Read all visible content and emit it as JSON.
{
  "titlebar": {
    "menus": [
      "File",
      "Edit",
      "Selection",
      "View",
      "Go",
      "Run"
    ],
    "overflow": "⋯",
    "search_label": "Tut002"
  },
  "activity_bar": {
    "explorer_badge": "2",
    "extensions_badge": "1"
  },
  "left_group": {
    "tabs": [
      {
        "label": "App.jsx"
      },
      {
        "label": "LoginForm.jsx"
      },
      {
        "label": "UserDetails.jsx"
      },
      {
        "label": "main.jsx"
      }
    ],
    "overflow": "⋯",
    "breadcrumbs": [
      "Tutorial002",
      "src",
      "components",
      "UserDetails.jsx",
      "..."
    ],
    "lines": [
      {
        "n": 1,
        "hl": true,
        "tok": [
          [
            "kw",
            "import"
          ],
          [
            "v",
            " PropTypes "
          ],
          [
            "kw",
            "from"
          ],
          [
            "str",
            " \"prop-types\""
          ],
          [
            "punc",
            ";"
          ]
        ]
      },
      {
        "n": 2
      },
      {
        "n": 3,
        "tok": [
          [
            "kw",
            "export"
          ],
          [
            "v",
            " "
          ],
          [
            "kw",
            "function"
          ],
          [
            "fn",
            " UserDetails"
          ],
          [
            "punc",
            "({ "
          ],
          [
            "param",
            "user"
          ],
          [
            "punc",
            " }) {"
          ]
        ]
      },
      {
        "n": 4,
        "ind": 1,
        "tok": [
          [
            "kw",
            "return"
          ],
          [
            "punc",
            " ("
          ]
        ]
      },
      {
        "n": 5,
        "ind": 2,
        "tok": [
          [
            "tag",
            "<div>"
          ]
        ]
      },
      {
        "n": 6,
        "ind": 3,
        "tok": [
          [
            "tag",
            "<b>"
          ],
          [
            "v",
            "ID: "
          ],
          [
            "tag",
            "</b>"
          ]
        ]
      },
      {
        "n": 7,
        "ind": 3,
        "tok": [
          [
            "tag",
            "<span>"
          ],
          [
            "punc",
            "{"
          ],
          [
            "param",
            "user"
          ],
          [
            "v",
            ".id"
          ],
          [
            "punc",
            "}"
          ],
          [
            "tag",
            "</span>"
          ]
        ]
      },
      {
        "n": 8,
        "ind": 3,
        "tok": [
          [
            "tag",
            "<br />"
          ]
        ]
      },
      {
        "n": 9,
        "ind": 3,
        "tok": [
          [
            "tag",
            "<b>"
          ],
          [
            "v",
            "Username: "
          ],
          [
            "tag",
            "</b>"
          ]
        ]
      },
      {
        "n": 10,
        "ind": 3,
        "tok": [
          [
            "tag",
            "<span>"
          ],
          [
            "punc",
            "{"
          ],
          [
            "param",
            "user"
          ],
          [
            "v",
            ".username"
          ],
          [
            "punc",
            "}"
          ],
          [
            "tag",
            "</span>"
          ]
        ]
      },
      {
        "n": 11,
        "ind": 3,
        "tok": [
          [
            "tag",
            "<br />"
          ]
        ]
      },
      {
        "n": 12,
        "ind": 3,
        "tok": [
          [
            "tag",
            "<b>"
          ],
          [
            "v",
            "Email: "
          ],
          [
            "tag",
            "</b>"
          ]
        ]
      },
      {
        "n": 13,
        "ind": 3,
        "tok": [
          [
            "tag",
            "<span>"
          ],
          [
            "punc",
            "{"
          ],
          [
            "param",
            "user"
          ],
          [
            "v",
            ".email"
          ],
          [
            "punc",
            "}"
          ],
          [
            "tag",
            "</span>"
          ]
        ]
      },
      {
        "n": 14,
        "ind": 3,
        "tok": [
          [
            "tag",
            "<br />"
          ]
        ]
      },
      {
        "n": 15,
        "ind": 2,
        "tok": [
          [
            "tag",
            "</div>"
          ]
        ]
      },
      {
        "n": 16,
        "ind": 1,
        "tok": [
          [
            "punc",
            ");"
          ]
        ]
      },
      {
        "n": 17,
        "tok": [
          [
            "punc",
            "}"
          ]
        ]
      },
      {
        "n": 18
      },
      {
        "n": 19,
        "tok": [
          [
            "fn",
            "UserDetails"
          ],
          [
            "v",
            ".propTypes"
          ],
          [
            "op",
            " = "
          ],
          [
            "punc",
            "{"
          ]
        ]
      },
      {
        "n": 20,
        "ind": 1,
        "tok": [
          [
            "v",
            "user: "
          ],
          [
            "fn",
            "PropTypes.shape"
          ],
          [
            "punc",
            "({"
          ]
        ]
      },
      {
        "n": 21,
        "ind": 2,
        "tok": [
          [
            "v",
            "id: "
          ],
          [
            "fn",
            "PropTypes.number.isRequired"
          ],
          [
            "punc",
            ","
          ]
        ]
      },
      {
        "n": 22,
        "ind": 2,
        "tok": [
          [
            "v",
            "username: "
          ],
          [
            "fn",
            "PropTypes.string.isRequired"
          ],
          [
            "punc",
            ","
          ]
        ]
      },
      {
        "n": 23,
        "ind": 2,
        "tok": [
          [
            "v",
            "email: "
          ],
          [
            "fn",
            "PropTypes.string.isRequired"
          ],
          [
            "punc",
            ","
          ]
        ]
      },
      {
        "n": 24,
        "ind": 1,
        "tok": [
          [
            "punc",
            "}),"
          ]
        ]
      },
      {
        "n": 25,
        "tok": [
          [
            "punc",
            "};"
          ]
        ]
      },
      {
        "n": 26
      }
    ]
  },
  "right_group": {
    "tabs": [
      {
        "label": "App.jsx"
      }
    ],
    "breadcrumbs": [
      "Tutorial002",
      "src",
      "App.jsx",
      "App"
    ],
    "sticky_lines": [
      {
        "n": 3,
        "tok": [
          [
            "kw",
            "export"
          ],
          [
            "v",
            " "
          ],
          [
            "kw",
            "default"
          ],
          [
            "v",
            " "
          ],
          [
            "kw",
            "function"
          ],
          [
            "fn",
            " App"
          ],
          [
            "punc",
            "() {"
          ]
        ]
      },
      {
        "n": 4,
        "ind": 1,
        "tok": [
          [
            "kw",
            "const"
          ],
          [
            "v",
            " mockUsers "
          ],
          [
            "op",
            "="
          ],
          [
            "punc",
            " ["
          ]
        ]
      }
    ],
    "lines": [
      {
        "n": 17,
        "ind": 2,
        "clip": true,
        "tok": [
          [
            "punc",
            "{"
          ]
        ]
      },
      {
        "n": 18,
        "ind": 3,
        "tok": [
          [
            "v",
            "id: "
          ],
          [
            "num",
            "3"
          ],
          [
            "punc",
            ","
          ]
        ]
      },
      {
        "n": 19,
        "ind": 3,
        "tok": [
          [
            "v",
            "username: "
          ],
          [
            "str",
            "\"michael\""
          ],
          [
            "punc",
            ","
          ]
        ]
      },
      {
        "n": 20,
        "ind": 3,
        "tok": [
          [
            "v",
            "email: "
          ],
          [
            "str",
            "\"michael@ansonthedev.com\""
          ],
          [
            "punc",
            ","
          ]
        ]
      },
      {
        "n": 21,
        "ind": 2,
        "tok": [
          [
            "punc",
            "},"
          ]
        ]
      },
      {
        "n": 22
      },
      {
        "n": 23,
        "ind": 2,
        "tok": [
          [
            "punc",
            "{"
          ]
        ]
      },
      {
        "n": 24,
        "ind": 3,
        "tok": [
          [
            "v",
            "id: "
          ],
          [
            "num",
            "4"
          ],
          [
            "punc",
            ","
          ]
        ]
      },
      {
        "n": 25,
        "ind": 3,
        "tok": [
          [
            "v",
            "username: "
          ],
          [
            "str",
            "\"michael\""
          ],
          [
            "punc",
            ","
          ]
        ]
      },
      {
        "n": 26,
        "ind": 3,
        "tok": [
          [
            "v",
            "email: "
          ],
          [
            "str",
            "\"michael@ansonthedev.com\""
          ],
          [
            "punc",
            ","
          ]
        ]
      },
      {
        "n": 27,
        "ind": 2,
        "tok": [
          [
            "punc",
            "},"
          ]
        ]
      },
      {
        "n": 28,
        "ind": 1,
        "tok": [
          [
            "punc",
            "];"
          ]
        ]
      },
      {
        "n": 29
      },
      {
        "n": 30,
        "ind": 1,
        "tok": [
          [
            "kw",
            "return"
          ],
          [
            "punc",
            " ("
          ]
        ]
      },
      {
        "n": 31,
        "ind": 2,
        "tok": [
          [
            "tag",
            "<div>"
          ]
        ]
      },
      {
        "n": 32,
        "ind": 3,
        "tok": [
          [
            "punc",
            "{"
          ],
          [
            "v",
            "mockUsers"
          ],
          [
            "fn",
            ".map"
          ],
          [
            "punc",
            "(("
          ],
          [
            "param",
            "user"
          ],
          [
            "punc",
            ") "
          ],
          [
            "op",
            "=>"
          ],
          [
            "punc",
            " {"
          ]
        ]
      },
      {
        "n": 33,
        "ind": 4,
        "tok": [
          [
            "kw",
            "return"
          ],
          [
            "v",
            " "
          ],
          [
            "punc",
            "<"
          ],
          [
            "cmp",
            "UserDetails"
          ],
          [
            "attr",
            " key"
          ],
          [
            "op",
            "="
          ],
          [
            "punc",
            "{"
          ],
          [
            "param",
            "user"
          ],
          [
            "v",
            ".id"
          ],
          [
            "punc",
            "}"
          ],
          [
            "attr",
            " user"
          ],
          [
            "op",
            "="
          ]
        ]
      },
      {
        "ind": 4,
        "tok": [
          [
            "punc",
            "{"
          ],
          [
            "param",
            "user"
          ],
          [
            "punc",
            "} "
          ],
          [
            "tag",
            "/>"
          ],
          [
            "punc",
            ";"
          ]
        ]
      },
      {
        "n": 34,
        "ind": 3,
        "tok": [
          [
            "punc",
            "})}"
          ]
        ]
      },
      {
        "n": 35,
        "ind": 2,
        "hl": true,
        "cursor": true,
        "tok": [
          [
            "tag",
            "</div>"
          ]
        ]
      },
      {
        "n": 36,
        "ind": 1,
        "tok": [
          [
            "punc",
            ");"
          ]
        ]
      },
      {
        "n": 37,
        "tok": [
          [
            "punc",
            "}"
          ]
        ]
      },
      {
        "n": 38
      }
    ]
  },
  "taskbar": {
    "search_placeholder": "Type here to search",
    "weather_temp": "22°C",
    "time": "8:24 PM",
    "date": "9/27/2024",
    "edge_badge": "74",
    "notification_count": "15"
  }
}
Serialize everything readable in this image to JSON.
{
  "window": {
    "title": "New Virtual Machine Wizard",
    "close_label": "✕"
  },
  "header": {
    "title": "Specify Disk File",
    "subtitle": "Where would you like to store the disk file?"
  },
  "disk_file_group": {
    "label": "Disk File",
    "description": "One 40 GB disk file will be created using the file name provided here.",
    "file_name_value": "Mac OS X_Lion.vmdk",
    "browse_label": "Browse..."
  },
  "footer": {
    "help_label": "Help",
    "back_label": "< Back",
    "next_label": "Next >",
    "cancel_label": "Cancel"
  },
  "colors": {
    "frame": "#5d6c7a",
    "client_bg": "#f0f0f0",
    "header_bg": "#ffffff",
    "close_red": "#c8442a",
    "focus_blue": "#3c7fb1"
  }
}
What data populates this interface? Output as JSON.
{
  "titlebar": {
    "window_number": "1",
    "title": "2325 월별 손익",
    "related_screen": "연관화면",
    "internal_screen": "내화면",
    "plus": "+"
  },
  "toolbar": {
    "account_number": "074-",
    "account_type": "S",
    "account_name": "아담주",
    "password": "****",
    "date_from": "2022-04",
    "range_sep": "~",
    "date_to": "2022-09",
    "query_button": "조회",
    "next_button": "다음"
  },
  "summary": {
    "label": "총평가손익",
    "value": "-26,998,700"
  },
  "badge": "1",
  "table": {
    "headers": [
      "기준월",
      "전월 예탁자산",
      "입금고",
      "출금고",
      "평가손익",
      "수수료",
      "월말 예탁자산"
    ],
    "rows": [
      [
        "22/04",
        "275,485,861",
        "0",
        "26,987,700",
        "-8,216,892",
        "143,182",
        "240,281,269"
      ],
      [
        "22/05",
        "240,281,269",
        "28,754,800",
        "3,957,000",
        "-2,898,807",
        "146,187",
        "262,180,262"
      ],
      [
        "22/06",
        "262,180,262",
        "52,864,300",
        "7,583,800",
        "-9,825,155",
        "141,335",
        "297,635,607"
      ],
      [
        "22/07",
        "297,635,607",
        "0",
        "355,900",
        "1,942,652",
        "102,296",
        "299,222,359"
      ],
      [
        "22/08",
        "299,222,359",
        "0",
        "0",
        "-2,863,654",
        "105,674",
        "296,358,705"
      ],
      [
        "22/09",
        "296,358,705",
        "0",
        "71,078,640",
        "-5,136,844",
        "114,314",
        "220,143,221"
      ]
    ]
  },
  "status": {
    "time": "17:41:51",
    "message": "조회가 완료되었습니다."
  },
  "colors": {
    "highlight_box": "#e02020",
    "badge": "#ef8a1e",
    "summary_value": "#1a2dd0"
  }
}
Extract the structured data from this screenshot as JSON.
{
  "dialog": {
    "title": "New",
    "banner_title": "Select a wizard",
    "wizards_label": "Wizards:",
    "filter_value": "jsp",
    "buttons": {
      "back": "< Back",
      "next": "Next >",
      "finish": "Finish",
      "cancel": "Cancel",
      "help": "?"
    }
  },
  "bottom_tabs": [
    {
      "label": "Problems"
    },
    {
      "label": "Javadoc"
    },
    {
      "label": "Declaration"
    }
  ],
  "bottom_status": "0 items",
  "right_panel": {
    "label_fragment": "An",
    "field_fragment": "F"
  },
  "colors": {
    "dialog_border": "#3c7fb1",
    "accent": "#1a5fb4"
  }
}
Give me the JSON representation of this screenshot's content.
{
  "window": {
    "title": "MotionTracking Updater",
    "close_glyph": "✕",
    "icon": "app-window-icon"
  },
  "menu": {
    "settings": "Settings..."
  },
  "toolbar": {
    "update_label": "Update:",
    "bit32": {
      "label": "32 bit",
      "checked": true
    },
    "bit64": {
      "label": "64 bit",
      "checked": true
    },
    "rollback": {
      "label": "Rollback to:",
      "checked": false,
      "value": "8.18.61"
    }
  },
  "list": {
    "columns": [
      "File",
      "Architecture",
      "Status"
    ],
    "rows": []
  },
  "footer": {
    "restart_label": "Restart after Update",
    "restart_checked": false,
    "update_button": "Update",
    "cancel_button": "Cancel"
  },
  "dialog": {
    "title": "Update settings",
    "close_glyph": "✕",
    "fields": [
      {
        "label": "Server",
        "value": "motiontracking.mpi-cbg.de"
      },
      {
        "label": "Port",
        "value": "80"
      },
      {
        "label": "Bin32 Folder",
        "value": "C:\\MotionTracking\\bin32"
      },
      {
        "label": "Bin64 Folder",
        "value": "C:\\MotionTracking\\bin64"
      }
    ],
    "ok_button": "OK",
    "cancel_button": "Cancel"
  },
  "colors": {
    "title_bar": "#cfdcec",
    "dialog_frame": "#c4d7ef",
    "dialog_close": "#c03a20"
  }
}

- Do this -
Lines of the material that contain the word "UserDetails" are to be gathered.

- Solution -
        "label": "UserDetails.jsx"
      "UserDetails.jsx",
            " UserDetails"
            "UserDetails"
            "UserDetails"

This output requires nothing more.